Direction –
Copy out verbatim the entries below, from the line with "participant-name: Tuğba Bolluk" to the line with "participant-name: EZGİ İNAL", including both of those lines.

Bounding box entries
──────────────────────────────

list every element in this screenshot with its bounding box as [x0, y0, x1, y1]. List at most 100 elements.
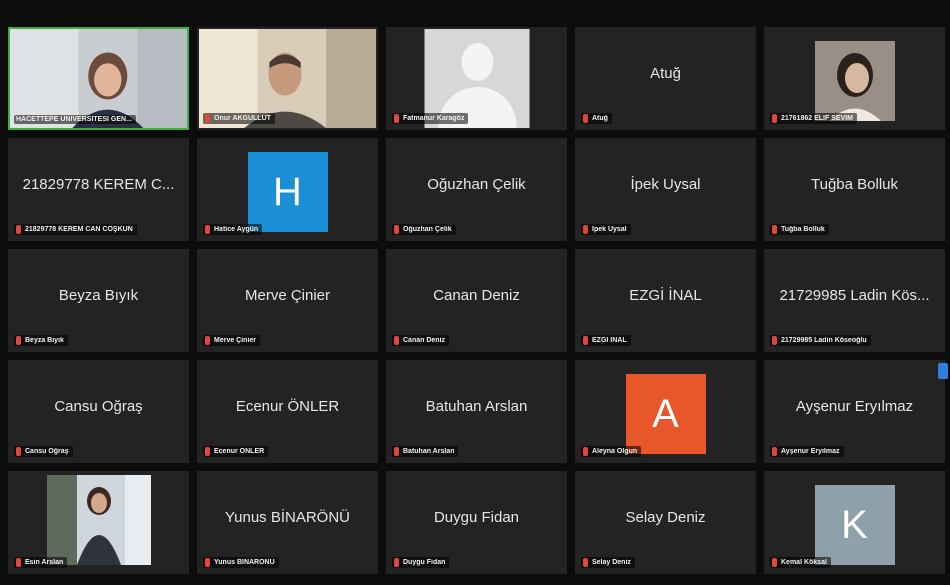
participant-name: Tuğba Bolluk — [781, 226, 825, 233]
name-label: Batuhan Arslan — [392, 446, 459, 457]
top-bar — [0, 0, 950, 22]
name-label: 21729985 Ladin Köseoğlu — [770, 335, 871, 346]
mic-muted-icon — [16, 336, 21, 345]
participant-display-name: EZGİ İNAL — [629, 287, 702, 304]
participant-tile[interactable]: Onur AKGÜLLÜT — [197, 27, 378, 130]
participant-tile[interactable]: Beyza Bıyık Beyza Bıyık — [8, 249, 189, 352]
participant-name: EZGİ İNAL — [592, 337, 627, 344]
participant-tile[interactable]: Atuğ Atuğ — [575, 27, 756, 130]
mic-muted-icon — [16, 558, 21, 567]
mic-muted-icon — [16, 225, 21, 234]
participant-tile[interactable]: EZGİ İNAL EZGİ İNAL — [575, 249, 756, 352]
avatar: K — [814, 485, 895, 565]
name-label: Canan Deniz — [392, 335, 450, 346]
name-label: 21829778 KEREM CAN COŞKUN — [14, 224, 137, 235]
name-label: Cansu Oğraş — [14, 446, 73, 457]
participant-name: 21761862 ELİF SEVİM — [781, 115, 853, 122]
participant-tile[interactable]: Cansu Oğraş Cansu Oğraş — [8, 360, 189, 463]
name-label: HACETTEPE ÜNİVERSİTESİ GEN... — [14, 115, 136, 124]
participant-display-name: Ayşenur Eryılmaz — [795, 398, 914, 415]
mic-muted-icon — [394, 225, 399, 234]
participant-tile[interactable]: Yunus BİNARÖNÜ Yunus BİNARÖNÜ — [197, 471, 378, 574]
profile-photo — [814, 41, 895, 121]
mic-muted-icon — [205, 336, 210, 345]
participant-tile[interactable]: Selay Deniz Selay Deniz — [575, 471, 756, 574]
mic-muted-icon — [583, 114, 588, 123]
participant-display-name: Yunus BİNARÖNÜ — [224, 509, 351, 526]
participant-name: Duygu Fidan — [403, 559, 446, 566]
participant-tile[interactable]: İpek Uysal İpek Uysal — [575, 138, 756, 241]
mic-muted-icon — [772, 225, 777, 234]
participant-name: Selay Deniz — [592, 559, 631, 566]
participant-tile[interactable]: 21761862 ELİF SEVİM — [764, 27, 945, 130]
name-label: Kemal Köksal — [770, 557, 831, 568]
mic-muted-icon — [394, 558, 399, 567]
participant-tile[interactable]: Ayşenur Eryılmaz Ayşenur Eryılmaz — [764, 360, 945, 463]
participant-tile[interactable]: HACETTEPE ÜNİVERSİTESİ GEN... — [8, 27, 189, 130]
participant-display-name: Ecenur ÖNLER — [235, 398, 340, 415]
participant-display-name: İpek Uysal — [630, 176, 701, 193]
mic-muted-icon — [583, 336, 588, 345]
participant-tile[interactable]: Fatmanur Karagöz — [386, 27, 567, 130]
participant-tile[interactable]: Oğuzhan Çelik Oğuzhan Çelik — [386, 138, 567, 241]
participant-name: Hatice Aygün — [214, 226, 259, 233]
participant-name: Esin Arslan — [25, 559, 64, 566]
participant-display-name: Selay Deniz — [625, 509, 706, 526]
participant-tile[interactable]: Esin Arslan — [8, 471, 189, 574]
mic-muted-icon — [772, 558, 777, 567]
participant-name: Cansu Oğraş — [25, 448, 69, 455]
side-panel-badge[interactable] — [938, 363, 948, 379]
mic-muted-icon — [583, 558, 588, 567]
participant-name: Batuhan Arslan — [403, 448, 455, 455]
name-label: Selay Deniz — [581, 557, 635, 568]
participant-name: Beyza Bıyık — [25, 337, 64, 344]
participant-tile[interactable]: Ecenur ÖNLER Ecenur ÖNLER — [197, 360, 378, 463]
participant-tile[interactable]: H Hatice Aygün — [197, 138, 378, 241]
mic-muted-icon — [205, 447, 210, 456]
name-label: Ecenur ÖNLER — [203, 446, 269, 457]
mic-muted-icon — [16, 447, 21, 456]
participant-name: Ecenur ÖNLER — [214, 448, 265, 455]
participant-tile[interactable]: Batuhan Arslan Batuhan Arslan — [386, 360, 567, 463]
participant-tile[interactable]: 21729985 Ladin Kös... 21729985 Ladin Kös… — [764, 249, 945, 352]
name-label: Beyza Bıyık — [14, 335, 68, 346]
participant-name: Fatmanur Karagöz — [403, 115, 465, 122]
participant-display-name: Merve Çinier — [244, 287, 331, 304]
name-label: Esin Arslan — [14, 557, 68, 568]
name-label: Onur AKGÜLLÜT — [203, 113, 275, 124]
name-label: Tuğba Bolluk — [770, 224, 829, 235]
participant-tile[interactable]: 21829778 KEREM C... 21829778 KEREM CAN C… — [8, 138, 189, 241]
participant-tile[interactable]: Canan Deniz Canan Deniz — [386, 249, 567, 352]
avatar: A — [625, 374, 706, 454]
name-label: Yunus BİNARÖNÜ — [203, 557, 279, 568]
mic-muted-icon — [583, 447, 588, 456]
participant-tile[interactable]: A Aleyna Olgun — [575, 360, 756, 463]
name-label: Hatice Aygün — [203, 224, 263, 235]
participant-name: Canan Deniz — [403, 337, 446, 344]
participant-tile[interactable]: K Kemal Köksal — [764, 471, 945, 574]
participant-name: Onur AKGÜLLÜT — [214, 115, 271, 122]
mic-muted-icon — [205, 114, 210, 123]
mic-muted-icon — [394, 336, 399, 345]
name-label: EZGİ İNAL — [581, 335, 631, 346]
gallery-grid: HACETTEPE ÜNİVERSİTESİ GEN... Onur AKGÜL… — [8, 27, 945, 577]
name-label: 21761862 ELİF SEVİM — [770, 113, 857, 124]
avatar: H — [247, 152, 328, 232]
participant-display-name: Batuhan Arslan — [425, 398, 528, 415]
participant-tile[interactable]: Tuğba Bolluk Tuğba Bolluk — [764, 138, 945, 241]
mic-muted-icon — [394, 447, 399, 456]
participant-display-name: 21829778 KEREM C... — [22, 176, 175, 193]
participant-tile[interactable]: Duygu Fidan Duygu Fidan — [386, 471, 567, 574]
name-label: Duygu Fidan — [392, 557, 450, 568]
participant-display-name: Tuğba Bolluk — [811, 176, 898, 193]
name-label: Atuğ — [581, 113, 612, 124]
mic-muted-icon — [772, 114, 777, 123]
name-label: İpek Uysal — [581, 224, 631, 235]
mic-muted-icon — [583, 225, 588, 234]
participant-tile[interactable]: Merve Çinier Merve Çinier — [197, 249, 378, 352]
participant-name: Atuğ — [592, 115, 608, 122]
mic-muted-icon — [205, 558, 210, 567]
participant-display-name: Atuğ — [650, 65, 681, 82]
participant-display-name: Beyza Bıyık — [58, 287, 139, 304]
mic-muted-icon — [772, 447, 777, 456]
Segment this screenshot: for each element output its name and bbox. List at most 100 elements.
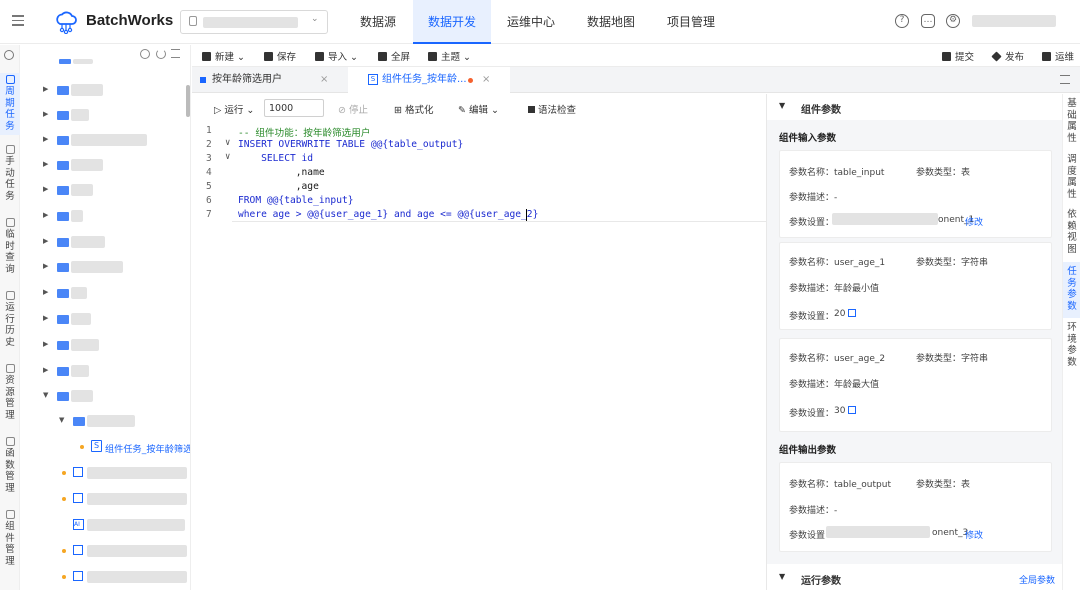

──────────────────────────────

Task answer –
participant-name: Tuğba Bolluk — [781, 226, 825, 233]
name-label: Batuhan Arslan — [392, 446, 459, 457]
top-bar — [0, 0, 950, 22]
name-label: 21729985 Ladin Köseoğlu — [770, 335, 871, 346]
mic-muted-icon — [16, 336, 21, 345]
participant-display-name: EZGİ İNAL — [629, 287, 702, 304]
participant-tile[interactable]: Onur AKGÜLLÜT — [197, 27, 378, 130]
participant-tile[interactable]: Beyza Bıyık Beyza Bıyık — [8, 249, 189, 352]
participant-name: EZGİ İNAL — [592, 337, 627, 344]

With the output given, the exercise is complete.